Task »
Output every record below as a Markdown table with two columns, Row and Record. Number the rows in order, and leave out any blank lines.

-- start --

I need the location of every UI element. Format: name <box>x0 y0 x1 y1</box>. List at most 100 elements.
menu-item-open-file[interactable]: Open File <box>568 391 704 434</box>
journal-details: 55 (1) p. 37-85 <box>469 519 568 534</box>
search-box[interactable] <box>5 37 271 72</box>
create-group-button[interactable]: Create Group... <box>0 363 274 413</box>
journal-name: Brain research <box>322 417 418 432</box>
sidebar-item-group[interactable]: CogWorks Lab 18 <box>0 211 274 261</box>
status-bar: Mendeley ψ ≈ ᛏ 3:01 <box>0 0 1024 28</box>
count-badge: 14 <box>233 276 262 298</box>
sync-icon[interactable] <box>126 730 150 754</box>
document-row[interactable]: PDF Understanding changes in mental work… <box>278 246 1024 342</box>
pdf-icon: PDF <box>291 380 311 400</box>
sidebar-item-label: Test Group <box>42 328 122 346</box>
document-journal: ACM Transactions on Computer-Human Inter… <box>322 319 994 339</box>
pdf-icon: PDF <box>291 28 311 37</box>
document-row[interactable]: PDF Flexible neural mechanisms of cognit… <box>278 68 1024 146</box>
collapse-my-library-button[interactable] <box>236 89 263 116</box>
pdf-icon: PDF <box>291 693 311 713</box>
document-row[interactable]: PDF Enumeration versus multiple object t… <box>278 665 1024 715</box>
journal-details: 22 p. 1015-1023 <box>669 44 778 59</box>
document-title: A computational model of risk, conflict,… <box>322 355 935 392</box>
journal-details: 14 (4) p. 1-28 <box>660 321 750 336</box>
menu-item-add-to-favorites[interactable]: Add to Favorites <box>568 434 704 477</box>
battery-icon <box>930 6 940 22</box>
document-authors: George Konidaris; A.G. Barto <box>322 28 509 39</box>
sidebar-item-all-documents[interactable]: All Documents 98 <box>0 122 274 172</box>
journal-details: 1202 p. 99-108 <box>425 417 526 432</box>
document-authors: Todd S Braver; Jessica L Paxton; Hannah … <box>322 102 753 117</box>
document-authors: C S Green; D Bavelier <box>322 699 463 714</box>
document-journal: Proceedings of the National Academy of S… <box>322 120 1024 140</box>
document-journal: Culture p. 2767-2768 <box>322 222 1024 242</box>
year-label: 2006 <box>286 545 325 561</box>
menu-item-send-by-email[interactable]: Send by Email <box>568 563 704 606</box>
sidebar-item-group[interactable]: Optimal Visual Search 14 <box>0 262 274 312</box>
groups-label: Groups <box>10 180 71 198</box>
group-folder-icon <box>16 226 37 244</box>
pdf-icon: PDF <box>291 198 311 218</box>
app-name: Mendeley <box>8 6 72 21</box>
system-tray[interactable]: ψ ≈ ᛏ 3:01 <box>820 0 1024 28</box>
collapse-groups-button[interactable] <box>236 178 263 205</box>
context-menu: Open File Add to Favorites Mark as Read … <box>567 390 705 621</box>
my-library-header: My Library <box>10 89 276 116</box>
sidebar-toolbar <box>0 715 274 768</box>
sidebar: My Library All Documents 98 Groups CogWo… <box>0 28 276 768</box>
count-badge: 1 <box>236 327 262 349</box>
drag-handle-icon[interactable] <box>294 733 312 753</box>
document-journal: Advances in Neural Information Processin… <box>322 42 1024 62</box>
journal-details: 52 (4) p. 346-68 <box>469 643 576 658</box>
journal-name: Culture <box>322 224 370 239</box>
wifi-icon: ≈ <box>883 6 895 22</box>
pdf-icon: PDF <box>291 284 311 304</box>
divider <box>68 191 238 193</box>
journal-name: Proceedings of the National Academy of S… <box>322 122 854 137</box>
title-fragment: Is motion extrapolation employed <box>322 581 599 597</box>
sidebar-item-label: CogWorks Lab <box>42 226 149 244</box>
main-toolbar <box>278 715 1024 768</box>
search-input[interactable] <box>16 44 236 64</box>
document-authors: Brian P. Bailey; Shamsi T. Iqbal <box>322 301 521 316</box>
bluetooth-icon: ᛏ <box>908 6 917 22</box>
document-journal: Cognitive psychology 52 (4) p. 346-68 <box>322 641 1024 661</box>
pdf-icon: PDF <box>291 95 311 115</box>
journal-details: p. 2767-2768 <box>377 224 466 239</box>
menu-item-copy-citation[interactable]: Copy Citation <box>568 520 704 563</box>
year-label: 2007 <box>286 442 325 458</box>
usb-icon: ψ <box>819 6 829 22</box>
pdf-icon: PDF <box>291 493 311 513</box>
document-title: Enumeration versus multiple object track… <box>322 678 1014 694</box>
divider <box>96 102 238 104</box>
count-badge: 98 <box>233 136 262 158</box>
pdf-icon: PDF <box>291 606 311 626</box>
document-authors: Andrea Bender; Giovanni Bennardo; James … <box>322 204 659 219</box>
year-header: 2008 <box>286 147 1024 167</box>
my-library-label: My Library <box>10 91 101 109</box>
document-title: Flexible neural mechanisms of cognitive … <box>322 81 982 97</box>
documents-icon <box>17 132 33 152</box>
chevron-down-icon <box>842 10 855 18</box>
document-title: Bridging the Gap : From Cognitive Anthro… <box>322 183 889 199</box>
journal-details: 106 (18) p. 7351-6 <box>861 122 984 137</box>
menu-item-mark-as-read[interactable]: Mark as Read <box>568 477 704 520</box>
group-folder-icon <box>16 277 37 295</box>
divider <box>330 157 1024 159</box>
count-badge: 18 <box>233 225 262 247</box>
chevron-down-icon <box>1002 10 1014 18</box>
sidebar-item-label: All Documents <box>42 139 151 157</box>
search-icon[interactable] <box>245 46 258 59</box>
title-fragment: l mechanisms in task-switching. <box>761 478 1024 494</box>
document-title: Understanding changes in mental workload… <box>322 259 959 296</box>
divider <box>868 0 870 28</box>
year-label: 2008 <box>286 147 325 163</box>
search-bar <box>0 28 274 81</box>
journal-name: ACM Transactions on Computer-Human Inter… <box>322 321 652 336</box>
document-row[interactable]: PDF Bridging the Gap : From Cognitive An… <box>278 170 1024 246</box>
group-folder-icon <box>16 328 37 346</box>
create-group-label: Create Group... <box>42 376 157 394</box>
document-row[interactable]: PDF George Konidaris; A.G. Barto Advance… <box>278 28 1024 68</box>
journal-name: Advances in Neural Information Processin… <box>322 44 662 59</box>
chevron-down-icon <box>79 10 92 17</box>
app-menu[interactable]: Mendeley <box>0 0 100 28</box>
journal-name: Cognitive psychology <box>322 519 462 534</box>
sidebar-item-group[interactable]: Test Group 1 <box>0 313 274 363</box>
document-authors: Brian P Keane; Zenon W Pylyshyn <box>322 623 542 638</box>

-- end --

Solved problem »
| Row | Record |
|---|---|
| 1 | I need the location of every UI element. Format: name <box>x0 y0 x1 y1</box>. List at most 100 elements. |
| 2 | menu-item-open-file[interactable]: Open File <box>568 391 704 434</box> |
| 3 | journal-details: 55 (1) p. 37-85 <box>469 519 568 534</box> |
| 4 | search-box[interactable] <box>5 37 271 72</box> |
| 5 | create-group-button[interactable]: Create Group... <box>0 363 274 413</box> |
| 6 | journal-name: Brain research <box>322 417 418 432</box> |
| 7 | sidebar-item-group[interactable]: CogWorks Lab 18 <box>0 211 274 261</box> |
| 8 | status-bar: Mendeley ψ ≈ ᛏ 3:01 <box>0 0 1024 28</box> |
| 9 | count-badge: 14 <box>233 276 262 298</box> |
| 10 | sync-icon[interactable] <box>126 730 150 754</box> |
| 11 | document-row[interactable]: PDF Understanding changes in mental work… <box>278 246 1024 342</box> |
| 12 | pdf-icon: PDF <box>291 380 311 400</box> |
| 13 | sidebar-item-label: Test Group <box>42 328 122 346</box> |
| 14 | document-journal: ACM Transactions on Computer-Human Inter… <box>322 319 994 339</box> |
| 15 | pdf-icon: PDF <box>291 28 311 37</box> |
| 16 | document-row[interactable]: PDF Flexible neural mechanisms of cognit… <box>278 68 1024 146</box> |
| 17 | collapse-my-library-button[interactable] <box>236 89 263 116</box> |
| 18 | pdf-icon: PDF <box>291 693 311 713</box> |
| 19 | document-row[interactable]: PDF Enumeration versus multiple object t… <box>278 665 1024 715</box> |
| 20 | journal-details: 22 p. 1015-1023 <box>669 44 778 59</box> |
| 21 | document-title: A computational model of risk, conflict,… <box>322 355 935 392</box> |
| 22 | journal-details: 14 (4) p. 1-28 <box>660 321 750 336</box> |
| 23 | menu-item-add-to-favorites[interactable]: Add to Favorites <box>568 434 704 477</box> |
| 24 | battery-icon <box>930 6 940 22</box> |
| 25 | document-authors: George Konidaris; A.G. Barto <box>322 28 509 39</box> |
| 26 | sidebar-item-all-documents[interactable]: All Documents 98 <box>0 122 274 172</box> |
| 27 | journal-details: 1202 p. 99-108 <box>425 417 526 432</box> |
| 28 | document-authors: Todd S Braver; Jessica L Paxton; Hannah … <box>322 102 753 117</box> |
| 29 | document-authors: C S Green; D Bavelier <box>322 699 463 714</box> |
| 30 | document-journal: Proceedings of the National Academy of S… <box>322 120 1024 140</box> |
| 31 | document-journal: Culture p. 2767-2768 <box>322 222 1024 242</box> |
| 32 | year-label: 2006 <box>286 545 325 561</box> |
| 33 | menu-item-send-by-email[interactable]: Send by Email <box>568 563 704 606</box> |
| 34 | sidebar-item-group[interactable]: Optimal Visual Search 14 <box>0 262 274 312</box> |
| 35 | groups-label: Groups <box>10 180 71 198</box> |
| 36 | group-folder-icon <box>16 226 37 244</box> |
| 37 | pdf-icon: PDF <box>291 198 311 218</box> |
| 38 | app-name: Mendeley <box>8 6 72 21</box> |
| 39 | system-tray[interactable]: ψ ≈ ᛏ 3:01 <box>820 0 1024 28</box> |
| 40 | collapse-groups-button[interactable] <box>236 178 263 205</box> |
| 41 | context-menu: Open File Add to Favorites Mark as Read … <box>567 390 705 621</box> |
| 42 | my-library-header: My Library <box>10 89 276 116</box> |
| 43 | sidebar-toolbar <box>0 715 274 768</box> |
| 44 | sidebar: My Library All Documents 98 Groups CogWo… <box>0 28 276 768</box> |
| 45 | count-badge: 1 <box>236 327 262 349</box> |
| 46 | drag-handle-icon[interactable] <box>294 733 312 753</box> |
| 47 | document-journal: Advances in Neural Information Processin… <box>322 42 1024 62</box> |
| 48 | journal-details: 52 (4) p. 346-68 <box>469 643 576 658</box> |
| 49 | journal-name: Culture <box>322 224 370 239</box> |
| 50 | wifi-icon: ≈ <box>883 6 895 22</box> |
| 51 | pdf-icon: PDF <box>291 284 311 304</box> |
| 52 | divider <box>68 191 238 193</box> |
| 53 | journal-name: Proceedings of the National Academy of S… <box>322 122 854 137</box> |
| 54 | title-fragment: Is motion extrapolation employed <box>322 581 599 597</box> |
| 55 | sidebar-item-label: CogWorks Lab <box>42 226 149 244</box> |
| 56 | main-toolbar <box>278 715 1024 768</box> |
| 57 | search-input[interactable] <box>16 44 236 64</box> |
| 58 | document-authors: Brian P. Bailey; Shamsi T. Iqbal <box>322 301 521 316</box> |
| 59 | bluetooth-icon: ᛏ <box>908 6 917 22</box> |
| 60 | document-journal: Cognitive psychology 52 (4) p. 346-68 <box>322 641 1024 661</box> |
| 61 | pdf-icon: PDF <box>291 95 311 115</box> |
| 62 | journal-details: p. 2767-2768 <box>377 224 466 239</box> |
| 63 | menu-item-copy-citation[interactable]: Copy Citation <box>568 520 704 563</box> |
| 64 | year-label: 2007 <box>286 442 325 458</box> |
| 65 | usb-icon: ψ <box>819 6 829 22</box> |
| 66 | pdf-icon: PDF <box>291 493 311 513</box> |
| 67 | document-title: Enumeration versus multiple object track… <box>322 678 1014 694</box> |
| 68 | divider <box>96 102 238 104</box> |
| 69 | count-badge: 98 <box>233 136 262 158</box> |
| 70 | pdf-icon: PDF <box>291 606 311 626</box> |
| 71 | document-authors: Andrea Bender; Giovanni Bennardo; James … <box>322 204 659 219</box> |
| 72 | year-header: 2008 <box>286 147 1024 167</box> |
| 73 | my-library-label: My Library <box>10 91 101 109</box> |
| 74 | document-title: Flexible neural mechanisms of cognitive … <box>322 81 982 97</box> |
| 75 | documents-icon <box>17 132 33 152</box> |
| 76 | chevron-down-icon <box>842 10 855 18</box> |
| 77 | document-title: Bridging the Gap : From Cognitive Anthro… <box>322 183 889 199</box> |
| 78 | journal-details: 106 (18) p. 7351-6 <box>861 122 984 137</box> |
| 79 | menu-item-mark-as-read[interactable]: Mark as Read <box>568 477 704 520</box> |
| 80 | group-folder-icon <box>16 277 37 295</box> |
| 81 | divider <box>330 157 1024 159</box> |
| 82 | count-badge: 18 <box>233 225 262 247</box> |
| 83 | chevron-down-icon <box>1002 10 1014 18</box> |
| 84 | sidebar-item-label: All Documents <box>42 139 151 157</box> |
| 85 | search-icon[interactable] <box>245 46 258 59</box> |
| 86 | title-fragment: l mechanisms in task-switching. <box>761 478 1024 494</box> |
| 87 | document-title: Understanding changes in mental workload… <box>322 259 959 296</box> |
| 88 | divider <box>868 0 870 28</box> |
| 89 | year-label: 2008 <box>286 147 325 163</box> |
| 90 | search-bar <box>0 28 274 81</box> |
| 91 | journal-name: ACM Transactions on Computer-Human Inter… <box>322 321 652 336</box> |
| 92 | document-row[interactable]: PDF Bridging the Gap : From Cognitive An… <box>278 170 1024 246</box> |
| 93 | group-folder-icon <box>16 328 37 346</box> |
| 94 | create-group-label: Create Group... <box>42 376 157 394</box> |
| 95 | document-row[interactable]: PDF George Konidaris; A.G. Barto Advance… <box>278 28 1024 68</box> |
| 96 | journal-name: Advances in Neural Information Processin… <box>322 44 662 59</box> |
| 97 | chevron-down-icon <box>79 10 92 17</box> |
| 98 | app-menu[interactable]: Mendeley <box>0 0 100 28</box> |
| 99 | journal-name: Cognitive psychology <box>322 519 462 534</box> |
| 100 | sidebar-item-group[interactable]: Test Group 1 <box>0 313 274 363</box> |
| 101 | document-authors: Brian P Keane; Zenon W Pylyshyn <box>322 623 542 638</box> |